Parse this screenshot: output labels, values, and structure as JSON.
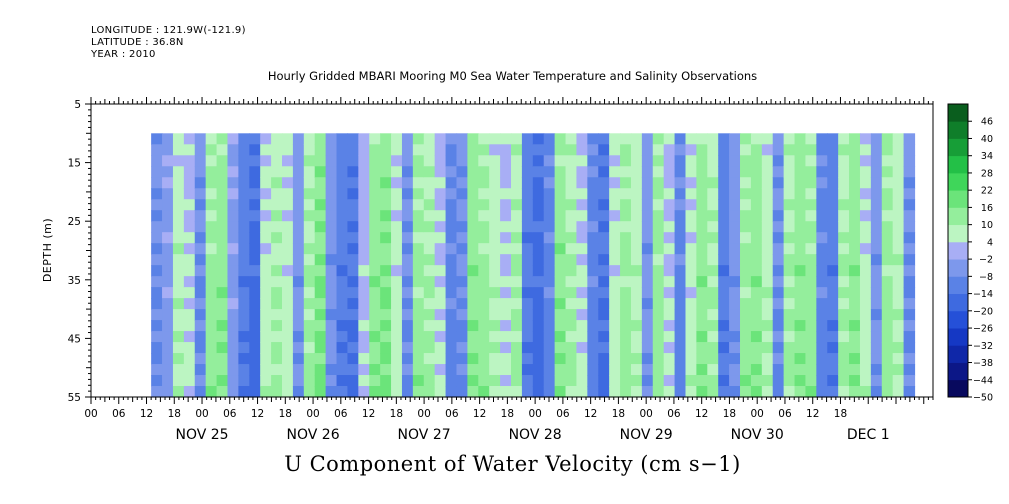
{
  "header": {
    "longitude": "LONGITUDE : 121.9W(-121.9)",
    "latitude": "LATITUDE : 36.8N",
    "year": "YEAR : 2010"
  },
  "chart_data": {
    "type": "heatmap",
    "title": "Hourly Gridded MBARI Mooring M0 Sea Water Temperature and Salinity Observations",
    "xlabel": "U Component of Water Velocity (cm s−1)",
    "ylabel": "DEPTH (m)",
    "ylim": [
      55,
      5
    ],
    "yticks": [
      5,
      15,
      25,
      35,
      45,
      55
    ],
    "xlim_hours": [
      -18,
      164
    ],
    "data_hours": [
      -5,
      160
    ],
    "data_depth": [
      10,
      55
    ],
    "xtick_hour_labels": [
      "00",
      "06",
      "12",
      "18",
      "00",
      "06",
      "12",
      "18",
      "00",
      "06",
      "12",
      "18",
      "00",
      "06",
      "12",
      "18",
      "00",
      "06",
      "12",
      "18",
      "00",
      "06",
      "12",
      "18",
      "00",
      "06",
      "12",
      "18"
    ],
    "day_labels": [
      "NOV 25",
      "NOV 26",
      "NOV 27",
      "NOV 28",
      "NOV 29",
      "NOV 30",
      "DEC  1"
    ],
    "colorbar": {
      "levels": [
        -50,
        -44,
        -38,
        -32,
        -26,
        -20,
        -14,
        -8,
        -2,
        4,
        10,
        16,
        22,
        28,
        34,
        40,
        46
      ],
      "colors": [
        "#08095e",
        "#0c1787",
        "#0f27a8",
        "#1538c4",
        "#2550d8",
        "#3e6ae0",
        "#5a82e6",
        "#7d98ec",
        "#a8aef5",
        "#bcf5c2",
        "#94ee9c",
        "#6be47a",
        "#3fd65a",
        "#23c047",
        "#179e37",
        "#0f7e2a",
        "#0a5e1e"
      ]
    },
    "u_column_means": [
      -8,
      -4,
      8,
      4,
      -8,
      12,
      14,
      -4,
      -12,
      -16,
      6,
      10,
      6,
      -6,
      10,
      16,
      -6,
      -12,
      -14,
      2,
      14,
      16,
      6,
      -8,
      12,
      10,
      4,
      -10,
      -8,
      14,
      12,
      8,
      4,
      10,
      -12,
      -16,
      -10,
      14,
      10,
      4,
      -10,
      -14,
      6,
      12,
      8,
      -6,
      12,
      4,
      -10,
      6,
      14,
      10,
      -12,
      -6,
      12,
      14,
      8,
      -8,
      10,
      14,
      12,
      -10,
      -12,
      10,
      14,
      6,
      -6,
      12,
      8,
      -8
    ]
  }
}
*-*-*
▸ Do this
Only the number is wanted: how many lines of the material above include the word "Water"?

▸ Task result
2